_What is needed_
Reply with one number: the count of lines in the listing that contain the string "冰箱都装不下了".

_Information given_

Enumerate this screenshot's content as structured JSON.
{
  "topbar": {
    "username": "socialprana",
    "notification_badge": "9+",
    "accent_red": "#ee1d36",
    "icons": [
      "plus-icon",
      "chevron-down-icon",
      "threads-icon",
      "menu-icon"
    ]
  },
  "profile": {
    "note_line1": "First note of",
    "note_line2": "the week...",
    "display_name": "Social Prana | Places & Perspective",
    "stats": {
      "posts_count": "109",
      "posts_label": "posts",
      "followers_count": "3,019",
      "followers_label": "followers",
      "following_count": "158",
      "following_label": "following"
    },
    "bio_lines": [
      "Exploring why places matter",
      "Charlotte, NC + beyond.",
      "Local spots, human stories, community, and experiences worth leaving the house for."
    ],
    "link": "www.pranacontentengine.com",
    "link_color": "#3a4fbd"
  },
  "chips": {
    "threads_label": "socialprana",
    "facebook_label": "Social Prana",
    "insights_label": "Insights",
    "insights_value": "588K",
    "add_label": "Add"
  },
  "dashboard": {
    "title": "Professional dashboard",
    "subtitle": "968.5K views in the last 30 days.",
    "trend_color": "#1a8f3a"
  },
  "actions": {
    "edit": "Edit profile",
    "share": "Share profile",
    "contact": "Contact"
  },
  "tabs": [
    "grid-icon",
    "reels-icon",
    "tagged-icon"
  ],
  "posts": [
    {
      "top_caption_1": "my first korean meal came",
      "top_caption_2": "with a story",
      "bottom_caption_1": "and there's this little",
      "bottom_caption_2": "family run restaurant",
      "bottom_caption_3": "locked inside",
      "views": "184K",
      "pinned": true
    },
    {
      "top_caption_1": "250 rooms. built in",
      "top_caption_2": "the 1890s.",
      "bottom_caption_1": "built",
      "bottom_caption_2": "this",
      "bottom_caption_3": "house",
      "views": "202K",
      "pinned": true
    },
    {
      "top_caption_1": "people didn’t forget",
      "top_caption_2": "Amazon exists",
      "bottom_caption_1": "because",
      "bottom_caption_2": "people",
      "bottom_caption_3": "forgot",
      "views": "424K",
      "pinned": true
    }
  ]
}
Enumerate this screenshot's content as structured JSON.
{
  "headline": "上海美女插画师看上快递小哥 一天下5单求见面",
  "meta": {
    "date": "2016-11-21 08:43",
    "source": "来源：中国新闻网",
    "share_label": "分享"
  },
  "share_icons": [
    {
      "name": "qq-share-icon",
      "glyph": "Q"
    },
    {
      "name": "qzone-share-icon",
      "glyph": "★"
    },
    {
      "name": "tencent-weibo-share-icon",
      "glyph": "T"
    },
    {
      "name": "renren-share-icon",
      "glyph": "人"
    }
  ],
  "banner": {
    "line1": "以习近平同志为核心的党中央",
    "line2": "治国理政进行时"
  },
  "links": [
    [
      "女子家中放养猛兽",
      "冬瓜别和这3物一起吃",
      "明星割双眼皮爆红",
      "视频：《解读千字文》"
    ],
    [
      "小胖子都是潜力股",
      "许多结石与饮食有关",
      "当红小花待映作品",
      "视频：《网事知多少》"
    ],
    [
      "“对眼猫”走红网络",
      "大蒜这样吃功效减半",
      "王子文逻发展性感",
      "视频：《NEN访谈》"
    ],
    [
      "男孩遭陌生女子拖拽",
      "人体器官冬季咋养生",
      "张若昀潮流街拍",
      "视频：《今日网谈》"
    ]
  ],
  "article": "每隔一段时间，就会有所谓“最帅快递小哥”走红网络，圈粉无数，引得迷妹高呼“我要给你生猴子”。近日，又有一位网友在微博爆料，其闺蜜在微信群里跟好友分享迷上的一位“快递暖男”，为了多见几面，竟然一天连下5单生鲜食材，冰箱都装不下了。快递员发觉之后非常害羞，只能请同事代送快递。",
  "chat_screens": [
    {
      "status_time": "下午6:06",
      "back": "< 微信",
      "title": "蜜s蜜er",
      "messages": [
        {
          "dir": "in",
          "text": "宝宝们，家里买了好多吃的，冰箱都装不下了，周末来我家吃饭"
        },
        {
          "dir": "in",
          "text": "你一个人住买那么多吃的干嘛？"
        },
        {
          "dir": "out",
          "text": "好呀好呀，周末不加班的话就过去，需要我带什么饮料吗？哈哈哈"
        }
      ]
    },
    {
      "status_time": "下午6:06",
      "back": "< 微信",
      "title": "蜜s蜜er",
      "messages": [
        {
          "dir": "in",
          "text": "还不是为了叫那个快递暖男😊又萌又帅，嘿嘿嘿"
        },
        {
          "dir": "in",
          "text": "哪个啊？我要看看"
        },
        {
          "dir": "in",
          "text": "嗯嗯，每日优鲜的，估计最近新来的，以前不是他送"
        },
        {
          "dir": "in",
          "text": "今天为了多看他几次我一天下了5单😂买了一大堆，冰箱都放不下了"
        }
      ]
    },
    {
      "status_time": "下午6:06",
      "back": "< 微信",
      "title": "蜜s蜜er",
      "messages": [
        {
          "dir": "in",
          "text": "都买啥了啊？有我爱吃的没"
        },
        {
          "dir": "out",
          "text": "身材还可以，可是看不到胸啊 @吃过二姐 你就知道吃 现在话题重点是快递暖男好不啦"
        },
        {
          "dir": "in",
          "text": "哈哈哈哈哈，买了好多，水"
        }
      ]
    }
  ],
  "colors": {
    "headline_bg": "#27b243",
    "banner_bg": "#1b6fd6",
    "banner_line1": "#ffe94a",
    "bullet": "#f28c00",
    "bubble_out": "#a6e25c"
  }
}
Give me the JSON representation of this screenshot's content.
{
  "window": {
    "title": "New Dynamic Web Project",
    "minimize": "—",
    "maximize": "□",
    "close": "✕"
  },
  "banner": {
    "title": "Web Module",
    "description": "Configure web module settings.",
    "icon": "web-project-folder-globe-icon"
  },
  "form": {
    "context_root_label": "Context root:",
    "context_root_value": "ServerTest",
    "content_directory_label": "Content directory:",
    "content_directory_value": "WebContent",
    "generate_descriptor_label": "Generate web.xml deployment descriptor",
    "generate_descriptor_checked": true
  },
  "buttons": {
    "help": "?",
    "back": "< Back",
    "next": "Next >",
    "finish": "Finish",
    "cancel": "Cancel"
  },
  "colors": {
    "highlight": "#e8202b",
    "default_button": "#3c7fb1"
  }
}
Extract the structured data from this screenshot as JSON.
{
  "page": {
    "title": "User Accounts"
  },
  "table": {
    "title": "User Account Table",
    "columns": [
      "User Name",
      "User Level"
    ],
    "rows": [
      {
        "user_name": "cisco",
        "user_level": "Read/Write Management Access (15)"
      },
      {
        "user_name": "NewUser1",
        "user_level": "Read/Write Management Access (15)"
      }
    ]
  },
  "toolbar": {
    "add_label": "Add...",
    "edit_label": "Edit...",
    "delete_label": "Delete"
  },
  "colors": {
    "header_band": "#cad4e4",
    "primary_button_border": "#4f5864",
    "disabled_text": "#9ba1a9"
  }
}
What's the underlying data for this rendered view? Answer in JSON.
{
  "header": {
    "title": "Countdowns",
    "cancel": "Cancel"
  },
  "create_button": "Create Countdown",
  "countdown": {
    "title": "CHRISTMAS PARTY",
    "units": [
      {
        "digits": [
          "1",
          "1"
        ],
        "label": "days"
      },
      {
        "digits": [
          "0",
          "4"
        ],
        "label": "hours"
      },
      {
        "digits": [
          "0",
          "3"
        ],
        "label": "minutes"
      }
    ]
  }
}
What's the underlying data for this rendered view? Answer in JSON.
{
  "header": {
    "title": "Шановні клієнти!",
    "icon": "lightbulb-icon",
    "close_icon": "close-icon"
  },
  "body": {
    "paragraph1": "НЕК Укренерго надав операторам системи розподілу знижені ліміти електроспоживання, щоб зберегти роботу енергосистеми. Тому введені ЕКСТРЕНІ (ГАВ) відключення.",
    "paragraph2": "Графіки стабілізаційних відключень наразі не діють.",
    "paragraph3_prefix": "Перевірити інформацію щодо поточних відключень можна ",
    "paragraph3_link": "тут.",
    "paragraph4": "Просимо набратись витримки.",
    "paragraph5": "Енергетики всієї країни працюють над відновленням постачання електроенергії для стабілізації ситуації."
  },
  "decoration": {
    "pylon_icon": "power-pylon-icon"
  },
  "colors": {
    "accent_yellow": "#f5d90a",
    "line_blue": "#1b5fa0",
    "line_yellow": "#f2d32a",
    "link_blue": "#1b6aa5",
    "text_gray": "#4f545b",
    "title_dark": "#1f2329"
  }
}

_Complete answer_
2